┌─ INPUT FOR THIS TASK

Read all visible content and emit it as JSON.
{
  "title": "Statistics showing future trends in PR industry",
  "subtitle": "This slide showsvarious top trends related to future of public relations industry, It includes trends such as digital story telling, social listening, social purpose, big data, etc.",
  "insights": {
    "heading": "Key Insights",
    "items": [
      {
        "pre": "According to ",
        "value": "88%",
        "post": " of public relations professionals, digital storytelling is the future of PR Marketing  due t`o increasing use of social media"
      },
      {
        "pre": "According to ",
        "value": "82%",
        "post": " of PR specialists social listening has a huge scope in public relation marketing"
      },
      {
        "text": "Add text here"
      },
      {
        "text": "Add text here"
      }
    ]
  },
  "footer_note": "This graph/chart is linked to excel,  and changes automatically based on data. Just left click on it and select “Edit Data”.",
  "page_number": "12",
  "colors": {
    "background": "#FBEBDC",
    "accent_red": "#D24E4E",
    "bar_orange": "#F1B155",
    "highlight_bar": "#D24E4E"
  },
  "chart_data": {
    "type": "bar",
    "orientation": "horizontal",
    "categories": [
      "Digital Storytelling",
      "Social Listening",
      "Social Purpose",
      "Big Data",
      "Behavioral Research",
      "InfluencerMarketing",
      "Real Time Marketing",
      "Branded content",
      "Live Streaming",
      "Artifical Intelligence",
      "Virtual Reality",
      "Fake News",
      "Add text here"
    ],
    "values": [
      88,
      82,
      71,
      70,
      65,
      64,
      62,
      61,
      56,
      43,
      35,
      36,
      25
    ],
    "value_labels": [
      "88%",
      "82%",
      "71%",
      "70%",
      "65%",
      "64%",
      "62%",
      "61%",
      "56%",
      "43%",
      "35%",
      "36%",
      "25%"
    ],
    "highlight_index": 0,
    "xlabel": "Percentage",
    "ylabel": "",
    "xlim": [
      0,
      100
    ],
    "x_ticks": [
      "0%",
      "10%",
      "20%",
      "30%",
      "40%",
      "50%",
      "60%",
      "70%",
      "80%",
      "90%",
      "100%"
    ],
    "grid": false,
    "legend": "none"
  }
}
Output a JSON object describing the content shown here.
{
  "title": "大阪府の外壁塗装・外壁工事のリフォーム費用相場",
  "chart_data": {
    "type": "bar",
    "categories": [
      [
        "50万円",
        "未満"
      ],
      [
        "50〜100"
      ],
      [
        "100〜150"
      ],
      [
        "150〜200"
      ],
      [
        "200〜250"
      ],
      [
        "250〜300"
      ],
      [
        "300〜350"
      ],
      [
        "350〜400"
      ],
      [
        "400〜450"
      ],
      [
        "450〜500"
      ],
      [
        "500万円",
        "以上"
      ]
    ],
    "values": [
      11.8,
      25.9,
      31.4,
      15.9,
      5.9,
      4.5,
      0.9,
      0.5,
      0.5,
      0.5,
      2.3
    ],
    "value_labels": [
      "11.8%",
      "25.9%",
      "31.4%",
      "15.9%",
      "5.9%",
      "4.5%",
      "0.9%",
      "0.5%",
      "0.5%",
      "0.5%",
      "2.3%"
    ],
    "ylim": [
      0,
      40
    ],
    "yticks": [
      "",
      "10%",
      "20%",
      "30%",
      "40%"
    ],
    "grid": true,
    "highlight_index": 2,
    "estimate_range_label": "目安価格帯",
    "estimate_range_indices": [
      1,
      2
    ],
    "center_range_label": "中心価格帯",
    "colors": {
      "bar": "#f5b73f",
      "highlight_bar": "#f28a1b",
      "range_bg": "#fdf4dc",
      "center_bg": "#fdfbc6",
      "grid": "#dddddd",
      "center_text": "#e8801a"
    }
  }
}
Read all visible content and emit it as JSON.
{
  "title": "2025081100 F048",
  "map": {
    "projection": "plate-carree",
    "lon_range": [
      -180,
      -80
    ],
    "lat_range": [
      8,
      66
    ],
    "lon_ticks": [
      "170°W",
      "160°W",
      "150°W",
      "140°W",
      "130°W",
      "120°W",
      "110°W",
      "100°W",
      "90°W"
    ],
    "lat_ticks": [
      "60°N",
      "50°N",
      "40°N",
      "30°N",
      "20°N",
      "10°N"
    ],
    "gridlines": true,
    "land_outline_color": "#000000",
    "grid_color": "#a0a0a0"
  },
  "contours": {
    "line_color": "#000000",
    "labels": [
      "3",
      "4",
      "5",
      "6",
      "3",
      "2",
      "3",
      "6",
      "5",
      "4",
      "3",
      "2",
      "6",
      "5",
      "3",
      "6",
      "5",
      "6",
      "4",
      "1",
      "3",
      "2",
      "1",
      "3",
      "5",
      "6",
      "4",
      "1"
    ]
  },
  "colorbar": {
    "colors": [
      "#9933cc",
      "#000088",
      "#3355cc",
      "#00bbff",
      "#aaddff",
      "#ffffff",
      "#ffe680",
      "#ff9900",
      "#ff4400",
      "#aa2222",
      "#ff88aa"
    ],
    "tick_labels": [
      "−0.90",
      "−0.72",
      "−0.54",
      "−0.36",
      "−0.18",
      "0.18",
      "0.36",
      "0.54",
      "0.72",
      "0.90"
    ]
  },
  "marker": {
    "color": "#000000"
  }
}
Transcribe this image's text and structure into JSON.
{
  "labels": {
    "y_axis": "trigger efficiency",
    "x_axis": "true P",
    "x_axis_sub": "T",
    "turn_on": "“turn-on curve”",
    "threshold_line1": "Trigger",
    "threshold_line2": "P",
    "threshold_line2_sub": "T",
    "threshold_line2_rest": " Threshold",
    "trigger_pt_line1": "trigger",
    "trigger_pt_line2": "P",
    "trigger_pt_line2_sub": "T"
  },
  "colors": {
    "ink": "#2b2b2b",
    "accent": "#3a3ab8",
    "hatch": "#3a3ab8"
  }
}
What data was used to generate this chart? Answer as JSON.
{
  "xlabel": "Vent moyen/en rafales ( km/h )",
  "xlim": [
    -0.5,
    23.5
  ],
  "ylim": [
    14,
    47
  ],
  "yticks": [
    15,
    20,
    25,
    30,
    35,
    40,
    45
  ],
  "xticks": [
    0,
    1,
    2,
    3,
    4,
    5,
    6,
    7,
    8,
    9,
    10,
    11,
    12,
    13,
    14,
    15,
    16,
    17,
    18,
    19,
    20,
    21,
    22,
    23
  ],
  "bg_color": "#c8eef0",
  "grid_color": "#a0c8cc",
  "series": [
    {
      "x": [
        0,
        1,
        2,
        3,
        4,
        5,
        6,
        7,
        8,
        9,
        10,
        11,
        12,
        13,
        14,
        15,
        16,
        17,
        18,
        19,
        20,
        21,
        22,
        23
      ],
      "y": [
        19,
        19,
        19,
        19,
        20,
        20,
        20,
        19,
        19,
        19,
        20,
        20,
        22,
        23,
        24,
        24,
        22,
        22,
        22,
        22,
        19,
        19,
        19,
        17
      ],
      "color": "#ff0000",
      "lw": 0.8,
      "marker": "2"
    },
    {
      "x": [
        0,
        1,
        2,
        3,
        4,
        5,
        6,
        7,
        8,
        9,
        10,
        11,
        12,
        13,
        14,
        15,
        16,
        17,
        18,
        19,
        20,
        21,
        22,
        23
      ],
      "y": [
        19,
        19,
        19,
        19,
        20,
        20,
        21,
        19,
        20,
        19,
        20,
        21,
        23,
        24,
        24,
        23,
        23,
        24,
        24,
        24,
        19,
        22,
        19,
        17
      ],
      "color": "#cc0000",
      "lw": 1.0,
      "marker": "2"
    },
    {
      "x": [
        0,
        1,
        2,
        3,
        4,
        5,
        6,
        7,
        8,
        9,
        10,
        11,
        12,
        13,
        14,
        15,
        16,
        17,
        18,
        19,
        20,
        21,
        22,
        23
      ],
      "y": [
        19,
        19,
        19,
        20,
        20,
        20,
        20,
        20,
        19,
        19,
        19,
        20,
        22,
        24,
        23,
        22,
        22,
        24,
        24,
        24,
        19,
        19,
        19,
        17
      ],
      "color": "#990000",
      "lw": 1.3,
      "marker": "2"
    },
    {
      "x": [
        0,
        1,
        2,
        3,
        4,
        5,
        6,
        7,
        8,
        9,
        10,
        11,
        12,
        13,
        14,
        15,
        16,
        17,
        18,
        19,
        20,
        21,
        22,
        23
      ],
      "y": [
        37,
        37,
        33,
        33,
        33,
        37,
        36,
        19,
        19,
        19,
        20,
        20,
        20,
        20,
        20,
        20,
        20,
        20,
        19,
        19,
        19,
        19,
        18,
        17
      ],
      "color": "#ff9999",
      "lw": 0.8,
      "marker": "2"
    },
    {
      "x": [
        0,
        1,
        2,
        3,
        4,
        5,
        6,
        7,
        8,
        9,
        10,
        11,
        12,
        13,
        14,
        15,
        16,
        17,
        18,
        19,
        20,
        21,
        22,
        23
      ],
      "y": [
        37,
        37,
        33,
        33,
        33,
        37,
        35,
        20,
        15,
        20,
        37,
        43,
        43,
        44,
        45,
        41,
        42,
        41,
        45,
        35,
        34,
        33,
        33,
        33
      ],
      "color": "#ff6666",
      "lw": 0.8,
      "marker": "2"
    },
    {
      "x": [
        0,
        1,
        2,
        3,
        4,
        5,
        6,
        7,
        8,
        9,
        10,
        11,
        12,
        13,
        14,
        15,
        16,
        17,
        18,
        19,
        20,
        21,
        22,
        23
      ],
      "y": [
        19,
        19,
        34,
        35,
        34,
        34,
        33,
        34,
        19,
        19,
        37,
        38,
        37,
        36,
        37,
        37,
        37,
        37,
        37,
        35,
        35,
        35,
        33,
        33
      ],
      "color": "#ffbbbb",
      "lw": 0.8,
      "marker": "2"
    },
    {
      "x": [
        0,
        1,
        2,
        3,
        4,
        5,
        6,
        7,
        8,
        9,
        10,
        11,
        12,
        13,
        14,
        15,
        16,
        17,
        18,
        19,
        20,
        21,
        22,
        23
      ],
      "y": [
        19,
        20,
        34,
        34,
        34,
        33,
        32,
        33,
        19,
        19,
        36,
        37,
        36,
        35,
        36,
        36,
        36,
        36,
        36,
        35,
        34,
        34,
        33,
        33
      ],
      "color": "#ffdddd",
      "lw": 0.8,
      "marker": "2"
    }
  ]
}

└─

GIVEN REQUEST:
Identify all lines where the word "true" shows up. Copy them.

TASK ANSWER:
    "grid": true,
    "gridlines": true,
    "x_axis": "true P",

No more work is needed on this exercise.